[BEGIN Exercise inputs]

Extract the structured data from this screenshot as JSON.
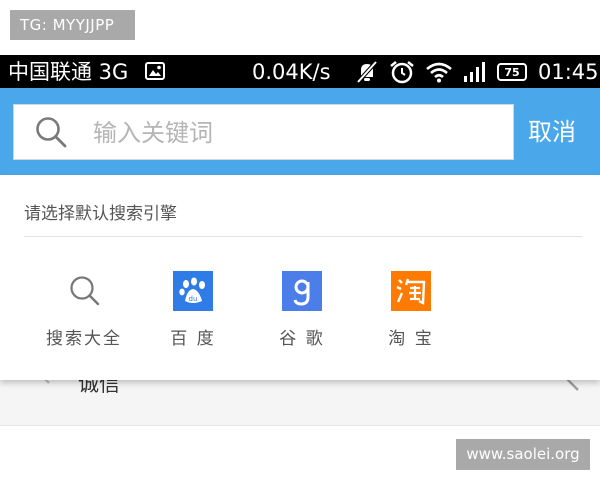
{
  "watermark_top": "TG: MYYJJPP",
  "watermark_bottom": "www.saolei.org",
  "status_bar": {
    "carrier": "中国联通 3G",
    "speed": "0.04K/s",
    "battery": "75",
    "time": "01:45",
    "icons": [
      "image-icon",
      "mute-icon",
      "alarm-icon",
      "wifi-icon",
      "signal-icon",
      "battery-icon"
    ]
  },
  "search": {
    "placeholder": "输入关键词",
    "cancel_label": "取消"
  },
  "engine_panel": {
    "title": "请选择默认搜索引擎",
    "engines": [
      {
        "label": "搜索大全",
        "icon": "search-icon"
      },
      {
        "label": "百 度",
        "icon": "baidu-icon",
        "color": "#2f7ce6"
      },
      {
        "label": "谷 歌",
        "icon": "google-icon",
        "color": "#4b7ee8"
      },
      {
        "label": "淘 宝",
        "icon": "taobao-icon",
        "color": "#ff7a00"
      }
    ]
  },
  "underlying_list": {
    "item_text": "诚信"
  },
  "colors": {
    "header_blue": "#4aa7e9",
    "status_bar": "#000000"
  }
}
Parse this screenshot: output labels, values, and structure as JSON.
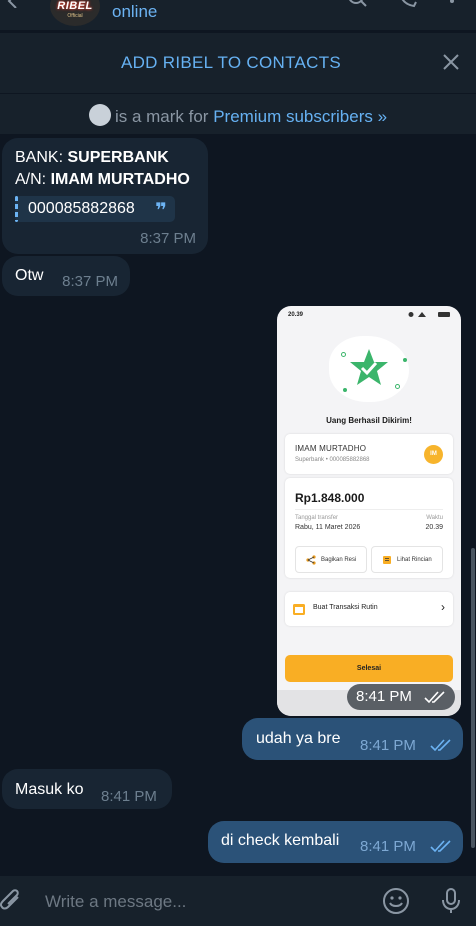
{
  "header": {
    "avatar_text": "RIBEL",
    "avatar_sub": "Official",
    "status": "online"
  },
  "add_contacts": {
    "label": "ADD RIBEL TO CONTACTS"
  },
  "premium": {
    "text": "is a mark for",
    "link": "Premium subscribers »"
  },
  "messages": [
    {
      "bank_label": "BANK:",
      "bank_value": "SUPERBANK",
      "an_label": "A/N:",
      "an_value": "IMAM MURTADHO",
      "account_number": "000085882868",
      "time": "8:37 PM"
    },
    {
      "text": "Otw",
      "time": "8:37 PM"
    },
    {
      "time": "8:41 PM"
    },
    {
      "text": "udah ya bre",
      "time": "8:41 PM"
    },
    {
      "text": "Masuk ko",
      "time": "8:41 PM"
    },
    {
      "text": "di check kembali",
      "time": "8:41 PM"
    }
  ],
  "receipt": {
    "status_time": "20.39",
    "title": "Uang Berhasil Dikirim!",
    "recipient_name": "IMAM MURTADHO",
    "recipient_bank": "Superbank • 000085882868",
    "initials": "IM",
    "amount": "Rp1.848.000",
    "date_label": "Tanggal transfer",
    "date_value": "Rabu, 11 Maret 2026",
    "time_label": "Waktu",
    "time_value": "20.39",
    "share_label": "Bagikan Resi",
    "detail_label": "Lihat Rincian",
    "routine_label": "Buat Transaksi Rutin",
    "done_label": "Selesai",
    "accent": "#f9ae24",
    "star_color": "#3bb56b"
  },
  "composer": {
    "placeholder": "Write a message..."
  },
  "colors": {
    "background": "#0e1621",
    "panel": "#17212b",
    "incoming": "#182533",
    "outgoing": "#2b5278",
    "link": "#66b1f2"
  },
  "icons": [
    "back-icon",
    "search-icon",
    "call-icon",
    "more-icon",
    "close-icon",
    "quote-icon",
    "double-check-icon",
    "attach-icon",
    "emoji-icon",
    "mic-icon"
  ]
}
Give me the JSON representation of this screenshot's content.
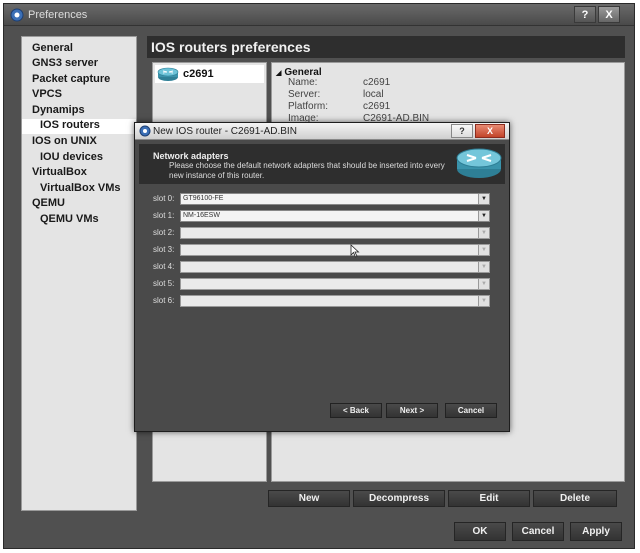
{
  "window": {
    "title": "Preferences",
    "help_label": "?",
    "close_label": "X"
  },
  "sidebar": {
    "items": [
      {
        "label": "General",
        "sub": false,
        "selected": false
      },
      {
        "label": "GNS3 server",
        "sub": false,
        "selected": false
      },
      {
        "label": "Packet capture",
        "sub": false,
        "selected": false
      },
      {
        "label": "VPCS",
        "sub": false,
        "selected": false
      },
      {
        "label": "Dynamips",
        "sub": false,
        "selected": false
      },
      {
        "label": "IOS routers",
        "sub": true,
        "selected": true
      },
      {
        "label": "IOS on UNIX",
        "sub": false,
        "selected": false
      },
      {
        "label": "IOU devices",
        "sub": true,
        "selected": false
      },
      {
        "label": "VirtualBox",
        "sub": false,
        "selected": false
      },
      {
        "label": "VirtualBox VMs",
        "sub": true,
        "selected": false
      },
      {
        "label": "QEMU",
        "sub": false,
        "selected": false
      },
      {
        "label": "QEMU VMs",
        "sub": true,
        "selected": false
      }
    ]
  },
  "panel": {
    "title": "IOS routers preferences",
    "router": {
      "label": "c2691"
    },
    "details": {
      "group": "General",
      "props": [
        {
          "key": "Name:",
          "value": "c2691"
        },
        {
          "key": "Server:",
          "value": "local"
        },
        {
          "key": "Platform:",
          "value": "c2691"
        },
        {
          "key": "Image:",
          "value": "C2691-AD.BIN"
        }
      ]
    },
    "actions": {
      "new": "New",
      "decompress": "Decompress",
      "edit": "Edit",
      "delete": "Delete"
    }
  },
  "footer": {
    "ok": "OK",
    "cancel": "Cancel",
    "apply": "Apply"
  },
  "dialog": {
    "title": "New IOS router - C2691-AD.BIN",
    "help_label": "?",
    "close_label": "X",
    "header_title": "Network adapters",
    "header_desc": "Please choose the default network adapters that should be inserted into every new instance of this router.",
    "slots": [
      {
        "label": "slot 0:",
        "value": "GT96100-FE",
        "enabled": true
      },
      {
        "label": "slot 1:",
        "value": "NM-16ESW",
        "enabled": true
      },
      {
        "label": "slot 2:",
        "value": "",
        "enabled": false
      },
      {
        "label": "slot 3:",
        "value": "",
        "enabled": false
      },
      {
        "label": "slot 4:",
        "value": "",
        "enabled": false
      },
      {
        "label": "slot 5:",
        "value": "",
        "enabled": false
      },
      {
        "label": "slot 6:",
        "value": "",
        "enabled": false
      }
    ],
    "buttons": {
      "back": "< Back",
      "next": "Next >",
      "cancel": "Cancel"
    }
  },
  "colors": {
    "window_bg": "#505050",
    "panel_header": "#2e2e2e",
    "list_bg": "#e4e4e4",
    "close_red": "#c2442a"
  }
}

[END Exercise inputs]

▶ _Task details_:
Write the records above out again exactly, with no pictures in your copy.

▶ _Worked solution_:
Extract the structured data from this screenshot as JSON.
{
  "watermark_top": "TG: MYYJJPP",
  "watermark_bottom": "www.saolei.org",
  "status_bar": {
    "carrier": "中国联通 3G",
    "speed": "0.04K/s",
    "battery": "75",
    "time": "01:45",
    "icons": [
      "image-icon",
      "mute-icon",
      "alarm-icon",
      "wifi-icon",
      "signal-icon",
      "battery-icon"
    ]
  },
  "search": {
    "placeholder": "输入关键词",
    "cancel_label": "取消"
  },
  "engine_panel": {
    "title": "请选择默认搜索引擎",
    "engines": [
      {
        "label": "搜索大全",
        "icon": "search-icon"
      },
      {
        "label": "百 度",
        "icon": "baidu-icon",
        "color": "#2f7ce6"
      },
      {
        "label": "谷 歌",
        "icon": "google-icon",
        "color": "#4b7ee8"
      },
      {
        "label": "淘 宝",
        "icon": "taobao-icon",
        "color": "#ff7a00"
      }
    ]
  },
  "underlying_list": {
    "item_text": "诚信"
  },
  "colors": {
    "header_blue": "#4aa7e9",
    "status_bar": "#000000"
  }
}
Parse this screenshot: output labels, values, and structure as JSON.
{
  "header": {
    "avatar_text": "RIBEL",
    "avatar_sub": "Official",
    "status": "online"
  },
  "add_contacts": {
    "label": "ADD RIBEL TO CONTACTS"
  },
  "premium": {
    "text": "is a mark for",
    "link": "Premium subscribers »"
  },
  "messages": [
    {
      "bank_label": "BANK:",
      "bank_value": "SUPERBANK",
      "an_label": "A/N:",
      "an_value": "IMAM MURTADHO",
      "account_number": "000085882868",
      "time": "8:37 PM"
    },
    {
      "text": "Otw",
      "time": "8:37 PM"
    },
    {
      "time": "8:41 PM"
    },
    {
      "text": "udah ya bre",
      "time": "8:41 PM"
    },
    {
      "text": "Masuk ko",
      "time": "8:41 PM"
    },
    {
      "text": "di check kembali",
      "time": "8:41 PM"
    }
  ],
  "receipt": {
    "status_time": "20.39",
    "title": "Uang Berhasil Dikirim!",
    "recipient_name": "IMAM MURTADHO",
    "recipient_bank": "Superbank • 000085882868",
    "initials": "IM",
    "amount": "Rp1.848.000",
    "date_label": "Tanggal transfer",
    "date_value": "Rabu, 11 Maret 2026",
    "time_label": "Waktu",
    "time_value": "20.39",
    "share_label": "Bagikan Resi",
    "detail_label": "Lihat Rincian",
    "routine_label": "Buat Transaksi Rutin",
    "done_label": "Selesai",
    "accent": "#f9ae24",
    "star_color": "#3bb56b"
  },
  "composer": {
    "placeholder": "Write a message..."
  },
  "colors": {
    "background": "#0e1621",
    "panel": "#17212b",
    "incoming": "#182533",
    "outgoing": "#2b5278",
    "link": "#66b1f2"
  },
  "icons": [
    "back-icon",
    "search-icon",
    "call-icon",
    "more-icon",
    "close-icon",
    "quote-icon",
    "double-check-icon",
    "attach-icon",
    "emoji-icon",
    "mic-icon"
  ]
}
Give me the JSON representation of this screenshot's content.
{
  "window": {
    "title": "Preferences",
    "help_label": "?",
    "close_label": "X"
  },
  "sidebar": {
    "items": [
      {
        "label": "General",
        "sub": false,
        "selected": false
      },
      {
        "label": "GNS3 server",
        "sub": false,
        "selected": false
      },
      {
        "label": "Packet capture",
        "sub": false,
        "selected": false
      },
      {
        "label": "VPCS",
        "sub": false,
        "selected": false
      },
      {
        "label": "Dynamips",
        "sub": false,
        "selected": false
      },
      {
        "label": "IOS routers",
        "sub": true,
        "selected": true
      },
      {
        "label": "IOS on UNIX",
        "sub": false,
        "selected": false
      },
      {
        "label": "IOU devices",
        "sub": true,
        "selected": false
      },
      {
        "label": "VirtualBox",
        "sub": false,
        "selected": false
      },
      {
        "label": "VirtualBox VMs",
        "sub": true,
        "selected": false
      },
      {
        "label": "QEMU",
        "sub": false,
        "selected": false
      },
      {
        "label": "QEMU VMs",
        "sub": true,
        "selected": false
      }
    ]
  },
  "panel": {
    "title": "IOS routers preferences",
    "router": {
      "label": "c2691"
    },
    "details": {
      "group": "General",
      "props": [
        {
          "key": "Name:",
          "value": "c2691"
        },
        {
          "key": "Server:",
          "value": "local"
        },
        {
          "key": "Platform:",
          "value": "c2691"
        },
        {
          "key": "Image:",
          "value": "C2691-AD.BIN"
        }
      ]
    },
    "actions": {
      "new": "New",
      "decompress": "Decompress",
      "edit": "Edit",
      "delete": "Delete"
    }
  },
  "footer": {
    "ok": "OK",
    "cancel": "Cancel",
    "apply": "Apply"
  },
  "dialog": {
    "title": "New IOS router - C2691-AD.BIN",
    "help_label": "?",
    "close_label": "X",
    "header_title": "Network adapters",
    "header_desc": "Please choose the default network adapters that should be inserted into every new instance of this router.",
    "slots": [
      {
        "label": "slot 0:",
        "value": "GT96100-FE",
        "enabled": true
      },
      {
        "label": "slot 1:",
        "value": "NM-16ESW",
        "enabled": true
      },
      {
        "label": "slot 2:",
        "value": "",
        "enabled": false
      },
      {
        "label": "slot 3:",
        "value": "",
        "enabled": false
      },
      {
        "label": "slot 4:",
        "value": "",
        "enabled": false
      },
      {
        "label": "slot 5:",
        "value": "",
        "enabled": false
      },
      {
        "label": "slot 6:",
        "value": "",
        "enabled": false
      }
    ],
    "buttons": {
      "back": "< Back",
      "next": "Next >",
      "cancel": "Cancel"
    }
  },
  "colors": {
    "window_bg": "#505050",
    "panel_header": "#2e2e2e",
    "list_bg": "#e4e4e4",
    "close_red": "#c2442a"
  }
}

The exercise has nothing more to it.